**Given request**
Please transcribe the data that follows without the pictures, keeping every word the same.

**Materials provided**
-- Start --

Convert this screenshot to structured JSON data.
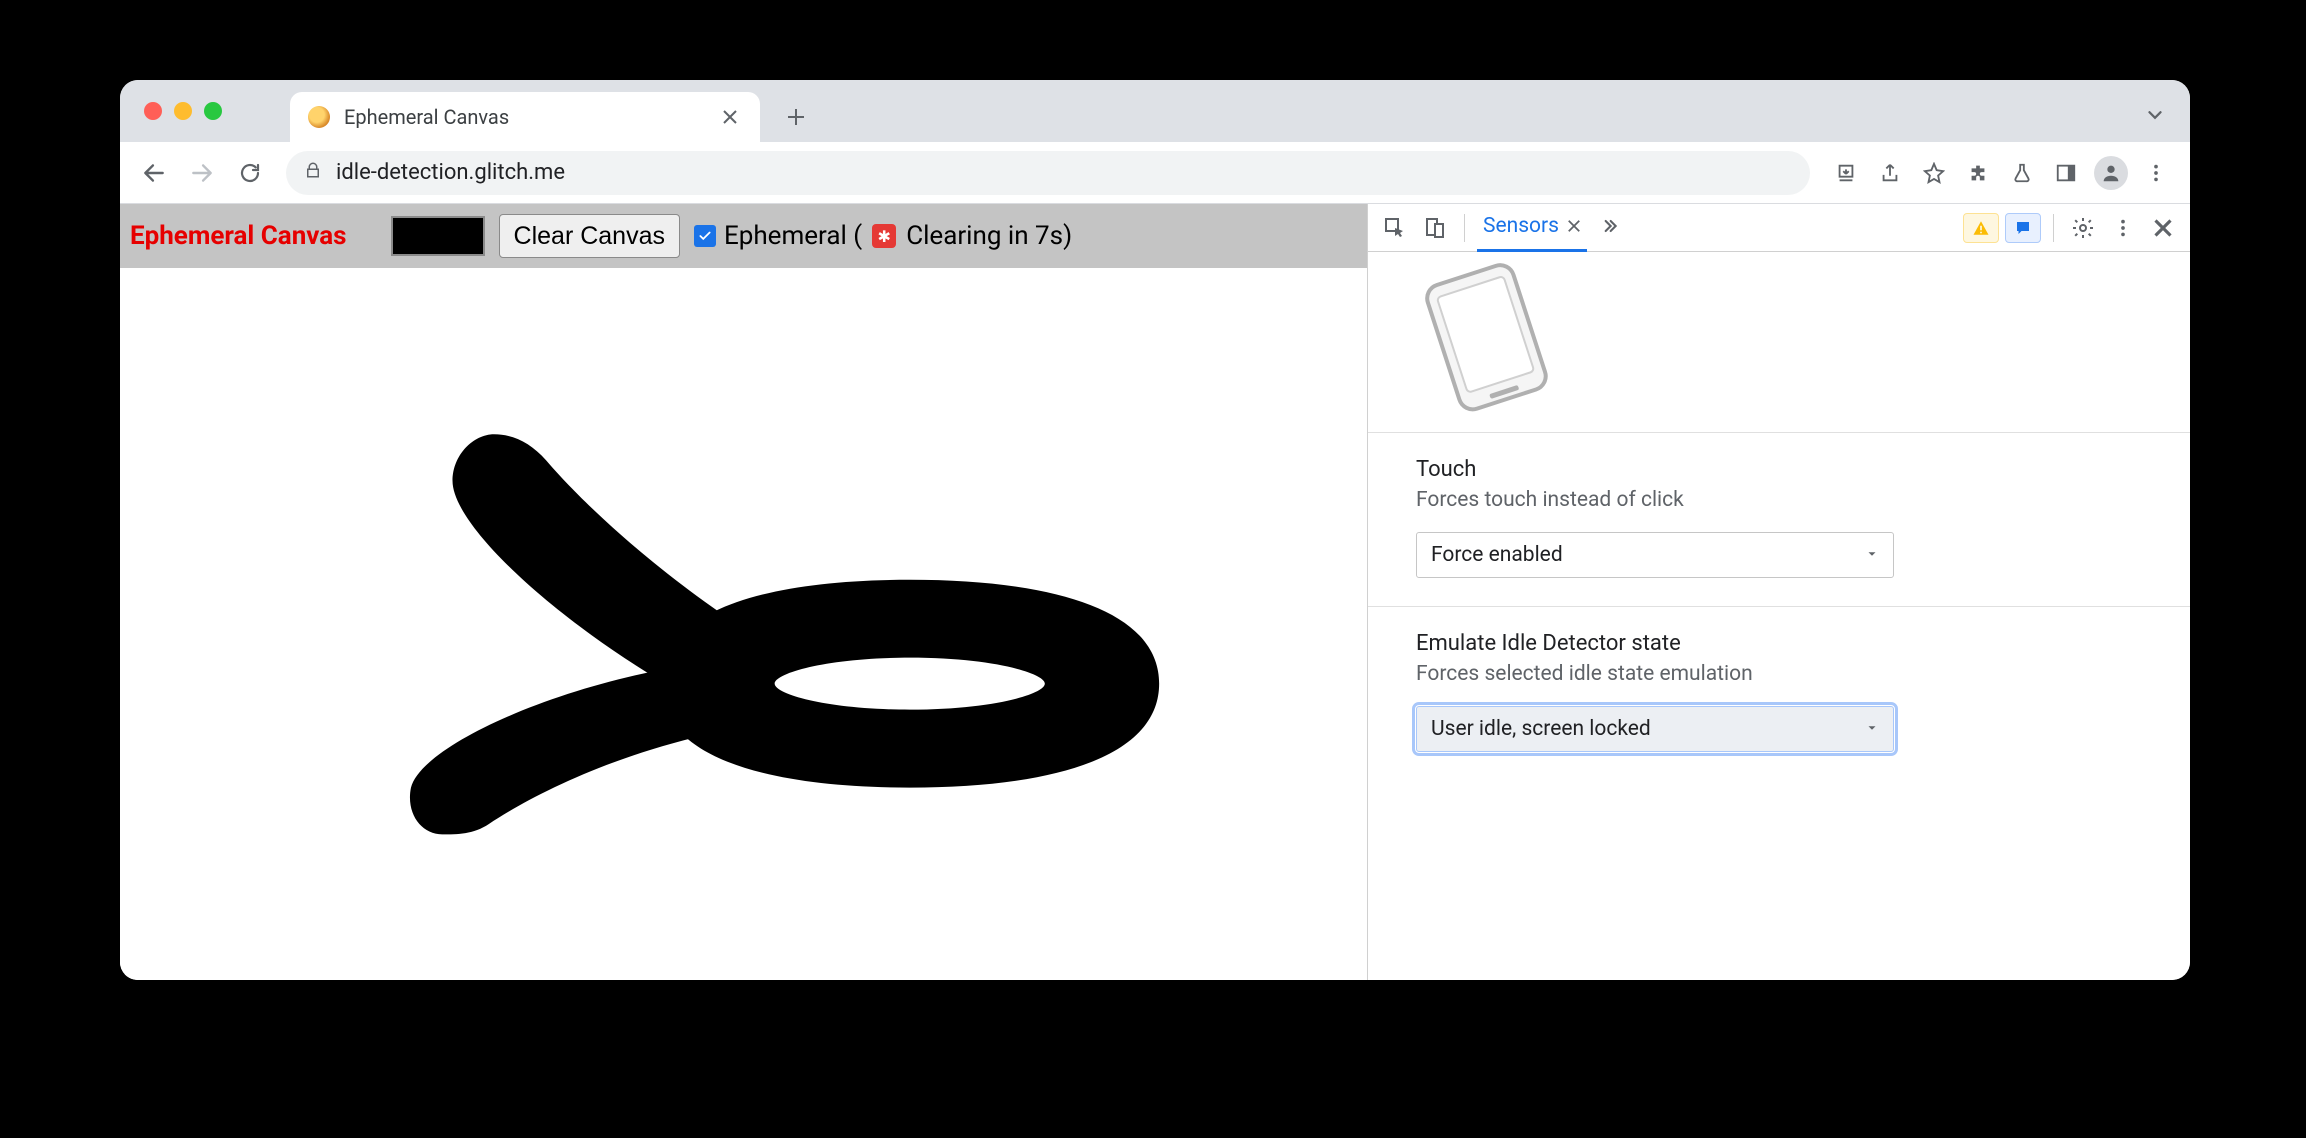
{
  "browser": {
    "tab_title": "Ephemeral Canvas",
    "url": "idle-detection.glitch.me"
  },
  "page": {
    "title": "Ephemeral Canvas",
    "clear_button": "Clear Canvas",
    "ephemeral_label_prefix": "Ephemeral (",
    "ephemeral_label_suffix": " Clearing in 7s)",
    "ephemeral_checked": true
  },
  "devtools": {
    "active_tab": "Sensors",
    "sections": [
      {
        "title": "Touch",
        "subtitle": "Forces touch instead of click",
        "value": "Force enabled"
      },
      {
        "title": "Emulate Idle Detector state",
        "subtitle": "Forces selected idle state emulation",
        "value": "User idle, screen locked"
      }
    ]
  }
}
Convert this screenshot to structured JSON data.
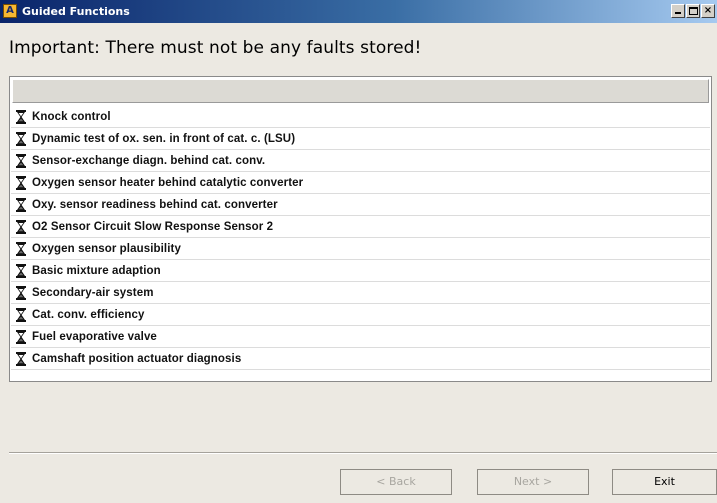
{
  "window": {
    "title": "Guided Functions",
    "app_icon_letter": "A",
    "minimize_glyph": "_",
    "restore_glyph": "□",
    "close_glyph": "×"
  },
  "headline": "Important: There must not be any faults stored!",
  "list": {
    "item_icon": "hourglass-icon",
    "items": [
      "Knock control",
      "Dynamic test of ox. sen. in front of cat. c. (LSU)",
      "Sensor-exchange diagn. behind cat. conv.",
      "Oxygen sensor heater behind catalytic converter",
      "Oxy. sensor readiness behind cat. converter",
      "O2 Sensor Circuit Slow Response Sensor 2",
      "Oxygen sensor plausibility",
      "Basic mixture adaption",
      "Secondary-air system",
      "Cat. conv. efficiency",
      "Fuel evaporative valve",
      "Camshaft position actuator diagnosis"
    ]
  },
  "buttons": {
    "back": "< Back",
    "next": "Next >",
    "exit": "Exit"
  }
}
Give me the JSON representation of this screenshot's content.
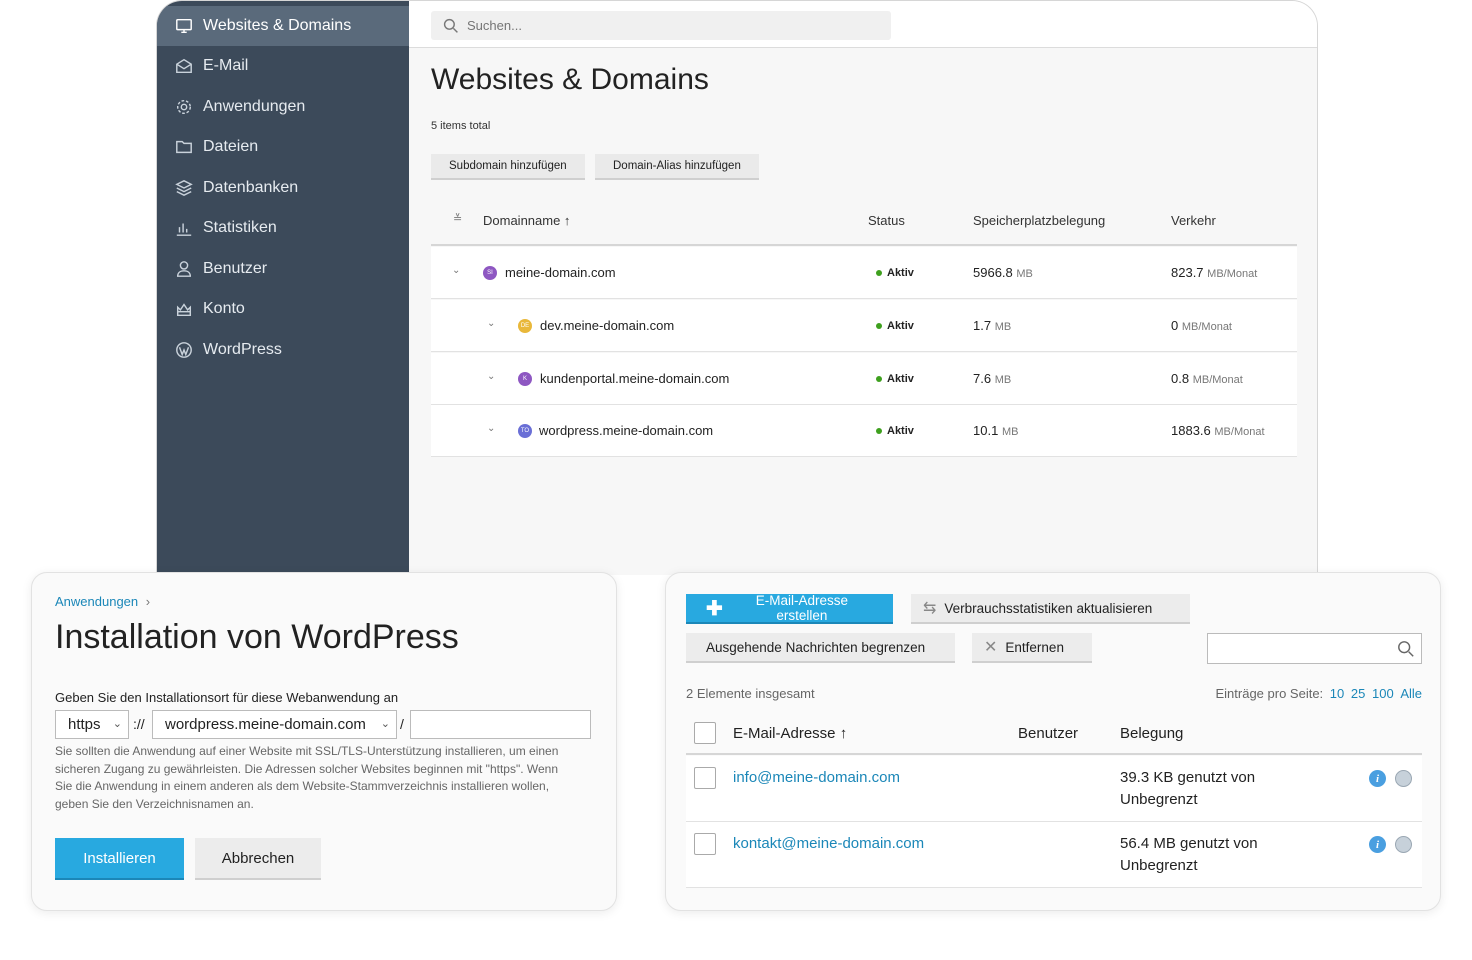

-- End --

**Solution to this problem**
Convert this screenshot to structured JSON data.
{
  "browser": {
    "tab_title": "Ephemeral Canvas",
    "url": "idle-detection.glitch.me"
  },
  "page": {
    "title": "Ephemeral Canvas",
    "clear_button": "Clear Canvas",
    "ephemeral_label_prefix": "Ephemeral (",
    "ephemeral_label_suffix": " Clearing in 7s)",
    "ephemeral_checked": true
  },
  "devtools": {
    "active_tab": "Sensors",
    "sections": [
      {
        "title": "Touch",
        "subtitle": "Forces touch instead of click",
        "value": "Force enabled"
      },
      {
        "title": "Emulate Idle Detector state",
        "subtitle": "Forces selected idle state emulation",
        "value": "User idle, screen locked"
      }
    ]
  }
}
Convert this screenshot to structured JSON data.
{
  "window": {
    "title": "Guided Functions",
    "app_icon_letter": "A",
    "minimize_glyph": "_",
    "restore_glyph": "□",
    "close_glyph": "×"
  },
  "headline": "Important: There must not be any faults stored!",
  "list": {
    "item_icon": "hourglass-icon",
    "items": [
      "Knock control",
      "Dynamic test of ox. sen. in front of cat. c. (LSU)",
      "Sensor-exchange diagn. behind cat. conv.",
      "Oxygen sensor heater behind catalytic converter",
      "Oxy. sensor readiness behind cat. converter",
      "O2 Sensor Circuit Slow Response Sensor 2",
      "Oxygen sensor plausibility",
      "Basic mixture adaption",
      "Secondary-air system",
      "Cat. conv. efficiency",
      "Fuel evaporative valve",
      "Camshaft position actuator diagnosis"
    ]
  },
  "buttons": {
    "back": "< Back",
    "next": "Next >",
    "exit": "Exit"
  }
}
Give me the JSON representation of this screenshot's content.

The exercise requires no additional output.